[Provided records]:
= = = = =

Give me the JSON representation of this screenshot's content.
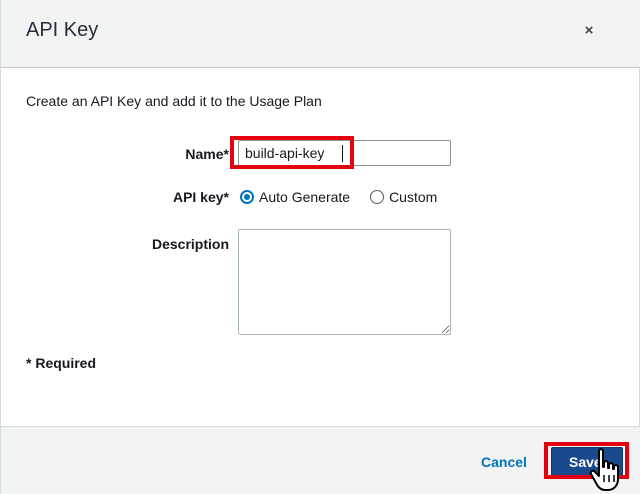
{
  "dialog": {
    "title": "API Key",
    "close_symbol": "×",
    "intro": "Create an API Key and add it to the Usage Plan"
  },
  "form": {
    "name_label": "Name*",
    "name_value": "build-api-key",
    "apikey_label": "API key*",
    "apikey_options": [
      {
        "label": "Auto Generate",
        "selected": true
      },
      {
        "label": "Custom",
        "selected": false
      }
    ],
    "description_label": "Description",
    "description_value": "",
    "required_note": "* Required"
  },
  "footer": {
    "cancel_label": "Cancel",
    "save_label": "Save"
  },
  "annotations": {
    "highlight_color": "#e3000f"
  },
  "colors": {
    "accent": "#0073bb",
    "primary_button": "#1a4a8d"
  },
  "icons": {
    "close": "close-icon",
    "pointer": "hand-pointer-icon"
  }
}
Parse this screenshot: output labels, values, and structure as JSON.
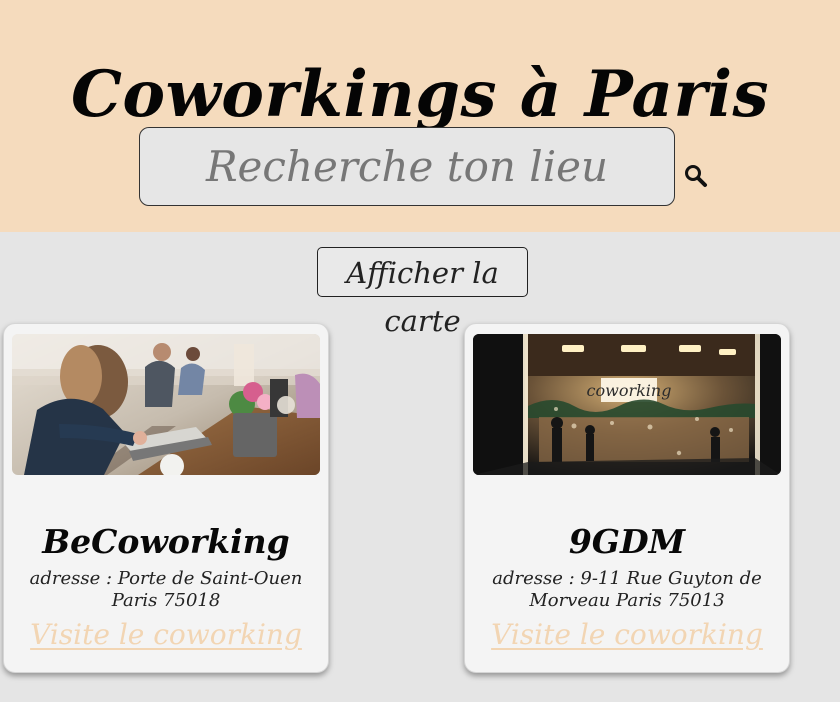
{
  "header": {
    "title": "Coworkings à Paris",
    "search": {
      "placeholder": "Recherche ton lieu",
      "value": ""
    },
    "search_icon": "search-icon"
  },
  "map_button": {
    "label": "Afficher la carte"
  },
  "cards": [
    {
      "title": "BeCoworking",
      "address": "adresse : Porte de Saint-Ouen Paris 75018",
      "link_label": "Visite le coworking"
    },
    {
      "title": "9GDM",
      "address": "adresse : 9-11 Rue Guyton de Morveau Paris 75013",
      "link_label": "Visite le coworking",
      "image_sign": "coworking"
    }
  ],
  "colors": {
    "header_background": "#f5dbbd",
    "page_background": "#e5e5e5",
    "card_background": "#f4f4f4",
    "link": "#f2d5b3"
  }
}
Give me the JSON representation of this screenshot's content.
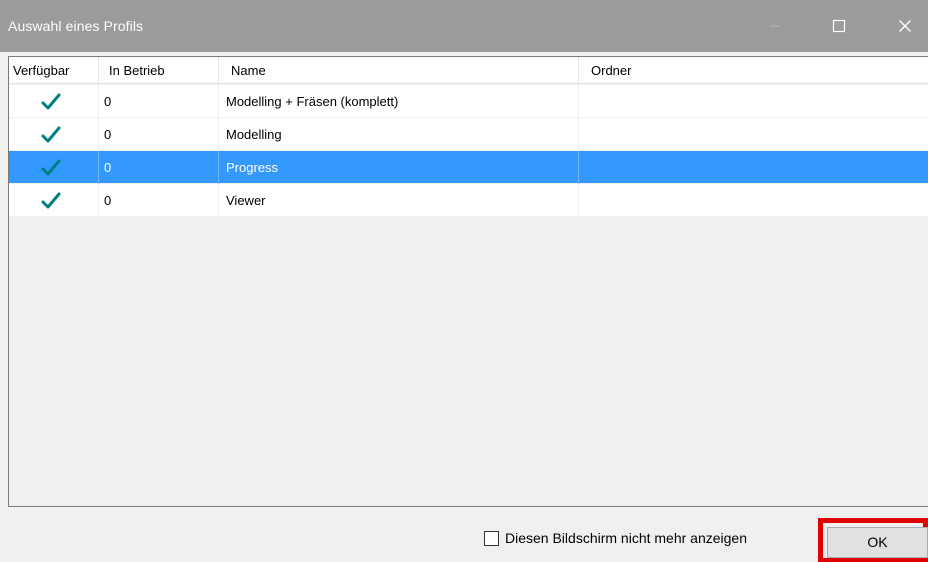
{
  "window": {
    "title": "Auswahl eines Profils",
    "controls": [
      "minimize-icon",
      "maximize-icon",
      "close-icon"
    ]
  },
  "table": {
    "columns": [
      "Verfügbar",
      "In Betrieb",
      "Name",
      "Ordner"
    ],
    "rows": [
      {
        "available_icon": "checkmark-icon",
        "in_betrieb": "0",
        "name": "Modelling + Fräsen (komplett)",
        "ordner": "",
        "selected": false
      },
      {
        "available_icon": "checkmark-icon",
        "in_betrieb": "0",
        "name": "Modelling",
        "ordner": "",
        "selected": false
      },
      {
        "available_icon": "checkmark-icon",
        "in_betrieb": "0",
        "name": "Progress",
        "ordner": "",
        "selected": true
      },
      {
        "available_icon": "checkmark-icon",
        "in_betrieb": "0",
        "name": "Viewer",
        "ordner": "",
        "selected": false
      }
    ]
  },
  "footer": {
    "checkbox_label": "Diesen Bildschirm nicht mehr anzeigen",
    "checkbox_checked": false,
    "ok_label": "OK"
  },
  "colors": {
    "titlebar": "#9b9b9b",
    "selection": "#3399ff",
    "checkmark": "#008080",
    "highlight_outline": "#e00000"
  }
}
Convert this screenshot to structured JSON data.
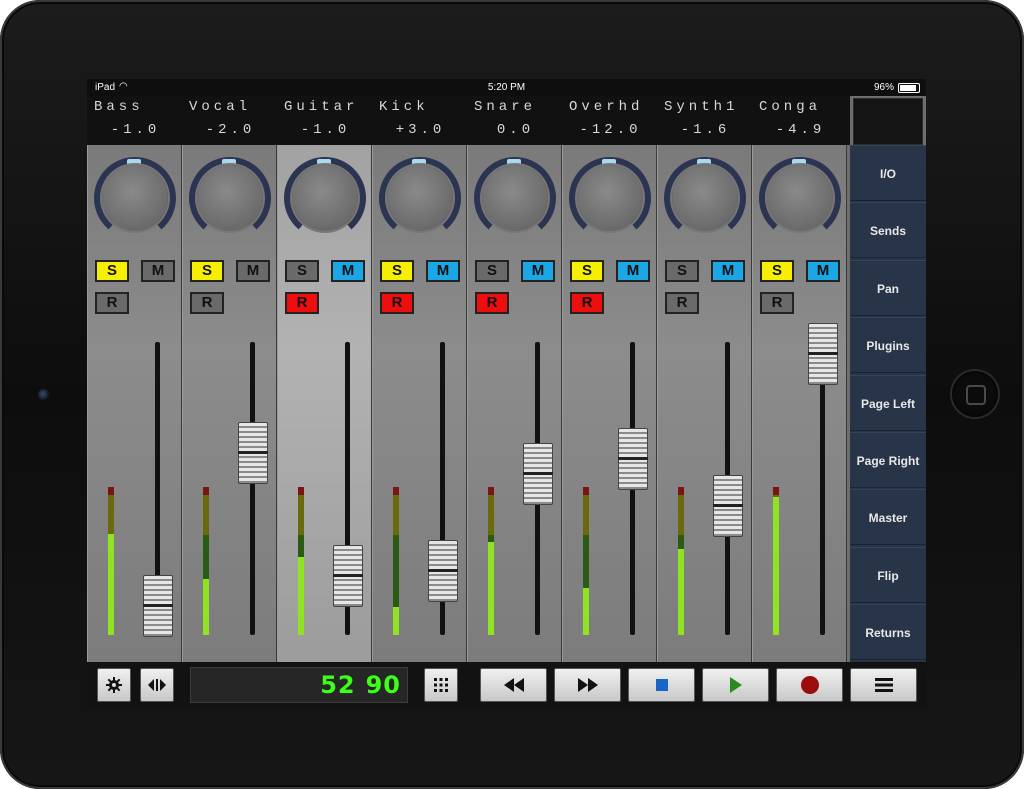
{
  "status_bar": {
    "carrier": "iPad",
    "time": "5:20 PM",
    "battery": "96%"
  },
  "channels": [
    {
      "name": "Bass",
      "value": "-1.0",
      "solo": true,
      "mute": false,
      "record": false,
      "selected": false,
      "meter_level": 0.68,
      "fader": 0.1
    },
    {
      "name": "Vocal",
      "value": "-2.0",
      "solo": true,
      "mute": false,
      "record": false,
      "selected": false,
      "meter_level": 0.38,
      "fader": 0.62
    },
    {
      "name": "Guitar",
      "value": "-1.0",
      "solo": false,
      "mute": true,
      "record": true,
      "selected": true,
      "meter_level": 0.53,
      "fader": 0.2
    },
    {
      "name": "Kick",
      "value": "+3.0",
      "solo": true,
      "mute": true,
      "record": true,
      "selected": false,
      "meter_level": 0.19,
      "fader": 0.22
    },
    {
      "name": "Snare",
      "value": "0.0",
      "solo": false,
      "mute": true,
      "record": true,
      "selected": false,
      "meter_level": 0.63,
      "fader": 0.55
    },
    {
      "name": "Overhd",
      "value": "-12.0",
      "solo": true,
      "mute": true,
      "record": true,
      "selected": false,
      "meter_level": 0.32,
      "fader": 0.6
    },
    {
      "name": "Synth1",
      "value": "-1.6",
      "solo": false,
      "mute": true,
      "record": false,
      "selected": false,
      "meter_level": 0.58,
      "fader": 0.44
    },
    {
      "name": "Conga",
      "value": "-4.9",
      "solo": true,
      "mute": true,
      "record": false,
      "selected": false,
      "meter_level": 0.93,
      "fader": 0.96
    }
  ],
  "button_labels": {
    "solo": "S",
    "mute": "M",
    "record": "R"
  },
  "sidebar": {
    "items": [
      "I/O",
      "Sends",
      "Pan",
      "Plugins",
      "Page Left",
      "Page Right",
      "Master",
      "Flip",
      "Returns"
    ]
  },
  "toolbar": {
    "counter_a": "52",
    "counter_b": "90",
    "icons": [
      "gear-icon",
      "arrows-left-right-icon",
      "grid-icon",
      "rewind-icon",
      "fast-forward-icon",
      "stop-icon",
      "play-icon",
      "record-icon",
      "menu-icon"
    ]
  },
  "colors": {
    "solo_on": "#f6f000",
    "mute_on": "#1ba6e6",
    "record_on": "#ee0e0e",
    "sidebar_bg": "#283447",
    "counter_text": "#3cff1a"
  }
}
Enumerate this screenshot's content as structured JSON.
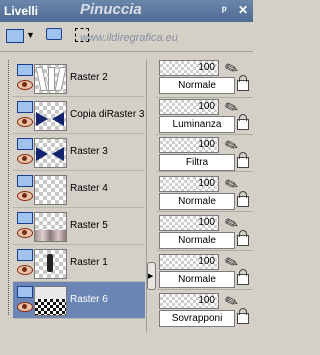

= = = = =

Transcribe the material exactly, and leave out whatever pictures it holds.

Give me the JSON representation of this screenshot's content.
{
  "dialog": {
    "title": "API Key",
    "close_symbol": "×",
    "intro": "Create an API Key and add it to the Usage Plan"
  },
  "form": {
    "name_label": "Name*",
    "name_value": "build-api-key",
    "apikey_label": "API key*",
    "apikey_options": [
      {
        "label": "Auto Generate",
        "selected": true
      },
      {
        "label": "Custom",
        "selected": false
      }
    ],
    "description_label": "Description",
    "description_value": "",
    "required_note": "* Required"
  },
  "footer": {
    "cancel_label": "Cancel",
    "save_label": "Save"
  },
  "annotations": {
    "highlight_color": "#e3000f"
  },
  "colors": {
    "accent": "#0073bb",
    "primary_button": "#1a4a8d"
  },
  "icons": {
    "close": "close-icon",
    "pointer": "hand-pointer-icon"
  }
}
Parse this screenshot: output labels, values, and structure as JSON.
{
  "header": {
    "title": "Coworkings à Paris",
    "search": {
      "placeholder": "Recherche ton lieu",
      "value": ""
    },
    "search_icon": "search-icon"
  },
  "map_button": {
    "label": "Afficher la carte"
  },
  "cards": [
    {
      "title": "BeCoworking",
      "address": "adresse : Porte de Saint-Ouen Paris 75018",
      "link_label": "Visite le coworking"
    },
    {
      "title": "9GDM",
      "address": "adresse : 9-11 Rue Guyton de Morveau Paris 75013",
      "link_label": "Visite le coworking",
      "image_sign": "coworking"
    }
  ],
  "colors": {
    "header_background": "#f5dbbd",
    "page_background": "#e5e5e5",
    "card_background": "#f4f4f4",
    "link": "#f2d5b3"
  }
}
Give me the JSON representation of this screenshot's content.
{
  "window": {
    "title": "Auswahl eines Profils",
    "controls": [
      "minimize-icon",
      "maximize-icon",
      "close-icon"
    ]
  },
  "table": {
    "columns": [
      "Verfügbar",
      "In Betrieb",
      "Name",
      "Ordner"
    ],
    "rows": [
      {
        "available_icon": "checkmark-icon",
        "in_betrieb": "0",
        "name": "Modelling + Fräsen (komplett)",
        "ordner": "",
        "selected": false
      },
      {
        "available_icon": "checkmark-icon",
        "in_betrieb": "0",
        "name": "Modelling",
        "ordner": "",
        "selected": false
      },
      {
        "available_icon": "checkmark-icon",
        "in_betrieb": "0",
        "name": "Progress",
        "ordner": "",
        "selected": true
      },
      {
        "available_icon": "checkmark-icon",
        "in_betrieb": "0",
        "name": "Viewer",
        "ordner": "",
        "selected": false
      }
    ]
  },
  "footer": {
    "checkbox_label": "Diesen Bildschirm nicht mehr anzeigen",
    "checkbox_checked": false,
    "ok_label": "OK"
  },
  "colors": {
    "titlebar": "#9b9b9b",
    "selection": "#3399ff",
    "checkmark": "#008080",
    "highlight_outline": "#e00000"
  }
}
Convert this screenshot to structured JSON data.
{
  "status_bar": {
    "carrier": "iPad",
    "time": "5:20 PM",
    "battery": "96%"
  },
  "channels": [
    {
      "name": "Bass",
      "value": "-1.0",
      "solo": true,
      "mute": false,
      "record": false,
      "selected": false,
      "meter_level": 0.68,
      "fader": 0.1
    },
    {
      "name": "Vocal",
      "value": "-2.0",
      "solo": true,
      "mute": false,
      "record": false,
      "selected": false,
      "meter_level": 0.38,
      "fader": 0.62
    },
    {
      "name": "Guitar",
      "value": "-1.0",
      "solo": false,
      "mute": true,
      "record": true,
      "selected": true,
      "meter_level": 0.53,
      "fader": 0.2
    },
    {
      "name": "Kick",
      "value": "+3.0",
      "solo": true,
      "mute": true,
      "record": true,
      "selected": false,
      "meter_level": 0.19,
      "fader": 0.22
    },
    {
      "name": "Snare",
      "value": "0.0",
      "solo": false,
      "mute": true,
      "record": true,
      "selected": false,
      "meter_level": 0.63,
      "fader": 0.55
    },
    {
      "name": "Overhd",
      "value": "-12.0",
      "solo": true,
      "mute": true,
      "record": true,
      "selected": false,
      "meter_level": 0.32,
      "fader": 0.6
    },
    {
      "name": "Synth1",
      "value": "-1.6",
      "solo": false,
      "mute": true,
      "record": false,
      "selected": false,
      "meter_level": 0.58,
      "fader": 0.44
    },
    {
      "name": "Conga",
      "value": "-4.9",
      "solo": true,
      "mute": true,
      "record": false,
      "selected": false,
      "meter_level": 0.93,
      "fader": 0.96
    }
  ],
  "button_labels": {
    "solo": "S",
    "mute": "M",
    "record": "R"
  },
  "sidebar": {
    "items": [
      "I/O",
      "Sends",
      "Pan",
      "Plugins",
      "Page Left",
      "Page Right",
      "Master",
      "Flip",
      "Returns"
    ]
  },
  "toolbar": {
    "counter_a": "52",
    "counter_b": "90",
    "icons": [
      "gear-icon",
      "arrows-left-right-icon",
      "grid-icon",
      "rewind-icon",
      "fast-forward-icon",
      "stop-icon",
      "play-icon",
      "record-icon",
      "menu-icon"
    ]
  },
  "colors": {
    "solo_on": "#f6f000",
    "mute_on": "#1ba6e6",
    "record_on": "#ee0e0e",
    "sidebar_bg": "#283447",
    "counter_text": "#3cff1a"
  }
}
Enumerate this screenshot's content as structured JSON.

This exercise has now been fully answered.